▶ TASK: Pick out the lines containing "color".

-- Start RECORDS PROVIDED --

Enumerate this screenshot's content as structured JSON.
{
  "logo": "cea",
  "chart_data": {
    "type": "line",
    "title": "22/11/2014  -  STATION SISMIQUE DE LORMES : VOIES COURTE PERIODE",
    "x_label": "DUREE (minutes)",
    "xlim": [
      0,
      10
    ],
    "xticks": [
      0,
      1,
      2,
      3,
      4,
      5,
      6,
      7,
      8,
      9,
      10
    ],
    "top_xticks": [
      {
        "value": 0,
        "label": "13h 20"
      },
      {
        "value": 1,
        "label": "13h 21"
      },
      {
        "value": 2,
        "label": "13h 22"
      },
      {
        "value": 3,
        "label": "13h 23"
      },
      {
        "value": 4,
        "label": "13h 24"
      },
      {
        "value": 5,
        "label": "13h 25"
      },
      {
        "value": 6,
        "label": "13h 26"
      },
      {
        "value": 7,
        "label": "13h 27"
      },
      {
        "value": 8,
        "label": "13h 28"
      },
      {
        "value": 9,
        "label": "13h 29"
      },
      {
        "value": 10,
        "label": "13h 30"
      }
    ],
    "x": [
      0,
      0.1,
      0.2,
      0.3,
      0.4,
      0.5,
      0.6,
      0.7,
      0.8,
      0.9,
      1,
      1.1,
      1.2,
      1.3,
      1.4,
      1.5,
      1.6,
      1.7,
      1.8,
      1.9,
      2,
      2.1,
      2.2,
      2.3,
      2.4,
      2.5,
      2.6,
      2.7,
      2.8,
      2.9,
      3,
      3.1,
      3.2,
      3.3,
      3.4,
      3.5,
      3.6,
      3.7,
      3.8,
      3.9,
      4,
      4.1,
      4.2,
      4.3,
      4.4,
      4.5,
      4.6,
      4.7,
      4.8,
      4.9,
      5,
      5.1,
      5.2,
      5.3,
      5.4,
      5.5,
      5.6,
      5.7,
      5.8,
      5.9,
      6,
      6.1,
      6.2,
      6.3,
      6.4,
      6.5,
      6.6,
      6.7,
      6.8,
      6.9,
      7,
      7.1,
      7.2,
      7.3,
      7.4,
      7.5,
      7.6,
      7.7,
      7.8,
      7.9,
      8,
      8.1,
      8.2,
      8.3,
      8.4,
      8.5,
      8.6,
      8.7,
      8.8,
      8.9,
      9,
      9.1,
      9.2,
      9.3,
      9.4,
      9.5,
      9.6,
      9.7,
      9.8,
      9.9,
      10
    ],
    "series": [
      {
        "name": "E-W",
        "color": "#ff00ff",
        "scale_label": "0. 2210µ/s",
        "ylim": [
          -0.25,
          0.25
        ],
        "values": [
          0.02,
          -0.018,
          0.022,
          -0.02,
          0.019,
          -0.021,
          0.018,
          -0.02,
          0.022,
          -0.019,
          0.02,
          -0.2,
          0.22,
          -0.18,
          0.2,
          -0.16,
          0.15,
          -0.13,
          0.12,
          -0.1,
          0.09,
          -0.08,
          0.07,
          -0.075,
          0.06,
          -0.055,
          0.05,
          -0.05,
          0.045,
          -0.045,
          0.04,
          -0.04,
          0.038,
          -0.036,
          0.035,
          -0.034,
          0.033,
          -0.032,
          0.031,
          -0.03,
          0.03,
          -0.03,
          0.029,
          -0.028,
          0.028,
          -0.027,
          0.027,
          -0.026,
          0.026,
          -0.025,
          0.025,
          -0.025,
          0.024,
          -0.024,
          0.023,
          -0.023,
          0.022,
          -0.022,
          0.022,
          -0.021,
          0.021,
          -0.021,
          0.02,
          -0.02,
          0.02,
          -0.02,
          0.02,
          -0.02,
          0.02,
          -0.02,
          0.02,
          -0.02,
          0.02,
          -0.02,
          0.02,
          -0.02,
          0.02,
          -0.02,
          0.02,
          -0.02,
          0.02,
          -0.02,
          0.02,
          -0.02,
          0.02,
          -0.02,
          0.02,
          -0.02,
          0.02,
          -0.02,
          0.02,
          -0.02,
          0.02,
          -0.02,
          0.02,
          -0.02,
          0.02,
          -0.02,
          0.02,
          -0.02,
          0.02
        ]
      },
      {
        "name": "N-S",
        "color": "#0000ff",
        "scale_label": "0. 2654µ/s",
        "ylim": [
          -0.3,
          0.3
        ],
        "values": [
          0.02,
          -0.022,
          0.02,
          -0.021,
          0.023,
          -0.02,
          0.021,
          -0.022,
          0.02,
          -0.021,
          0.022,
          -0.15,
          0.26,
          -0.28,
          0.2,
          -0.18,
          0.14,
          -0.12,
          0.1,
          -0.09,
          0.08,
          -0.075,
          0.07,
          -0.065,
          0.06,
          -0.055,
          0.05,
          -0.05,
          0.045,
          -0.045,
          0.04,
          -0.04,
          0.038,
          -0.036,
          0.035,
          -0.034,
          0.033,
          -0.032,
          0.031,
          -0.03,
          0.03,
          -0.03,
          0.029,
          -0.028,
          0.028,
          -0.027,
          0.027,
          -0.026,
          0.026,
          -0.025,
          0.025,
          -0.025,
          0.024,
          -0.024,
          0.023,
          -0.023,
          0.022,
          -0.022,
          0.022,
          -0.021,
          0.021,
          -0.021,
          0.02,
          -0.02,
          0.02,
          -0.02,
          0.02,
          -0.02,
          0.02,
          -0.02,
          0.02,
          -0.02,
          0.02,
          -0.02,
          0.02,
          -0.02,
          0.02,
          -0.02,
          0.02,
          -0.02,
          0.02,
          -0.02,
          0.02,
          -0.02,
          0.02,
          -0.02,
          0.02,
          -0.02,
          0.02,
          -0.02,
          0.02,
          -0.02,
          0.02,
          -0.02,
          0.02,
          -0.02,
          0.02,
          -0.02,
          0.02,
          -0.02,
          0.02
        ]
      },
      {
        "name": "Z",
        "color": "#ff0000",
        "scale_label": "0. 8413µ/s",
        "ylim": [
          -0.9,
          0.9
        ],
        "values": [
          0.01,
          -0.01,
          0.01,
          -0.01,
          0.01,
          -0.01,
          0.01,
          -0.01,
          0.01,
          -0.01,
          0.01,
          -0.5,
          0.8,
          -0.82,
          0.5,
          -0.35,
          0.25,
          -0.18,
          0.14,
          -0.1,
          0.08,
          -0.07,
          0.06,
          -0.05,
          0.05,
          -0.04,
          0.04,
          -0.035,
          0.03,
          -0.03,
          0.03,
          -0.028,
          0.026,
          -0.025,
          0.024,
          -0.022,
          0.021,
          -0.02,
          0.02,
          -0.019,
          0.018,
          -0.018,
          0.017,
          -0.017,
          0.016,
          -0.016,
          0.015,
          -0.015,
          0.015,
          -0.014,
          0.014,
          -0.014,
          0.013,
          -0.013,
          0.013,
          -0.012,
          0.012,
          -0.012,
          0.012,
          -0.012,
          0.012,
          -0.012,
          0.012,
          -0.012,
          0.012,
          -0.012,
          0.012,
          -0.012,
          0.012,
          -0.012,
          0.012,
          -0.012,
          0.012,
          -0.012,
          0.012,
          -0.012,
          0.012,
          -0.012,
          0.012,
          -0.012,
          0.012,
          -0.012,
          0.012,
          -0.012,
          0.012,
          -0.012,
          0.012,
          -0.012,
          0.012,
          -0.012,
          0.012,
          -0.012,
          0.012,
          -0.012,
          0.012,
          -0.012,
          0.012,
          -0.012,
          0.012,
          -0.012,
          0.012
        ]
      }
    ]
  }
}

-- End RECORDS PROVIDED --

▶ FINISHED EXERCISE:
        "color": "#ff00ff",
        "color": "#0000ff",
        "color": "#ff0000",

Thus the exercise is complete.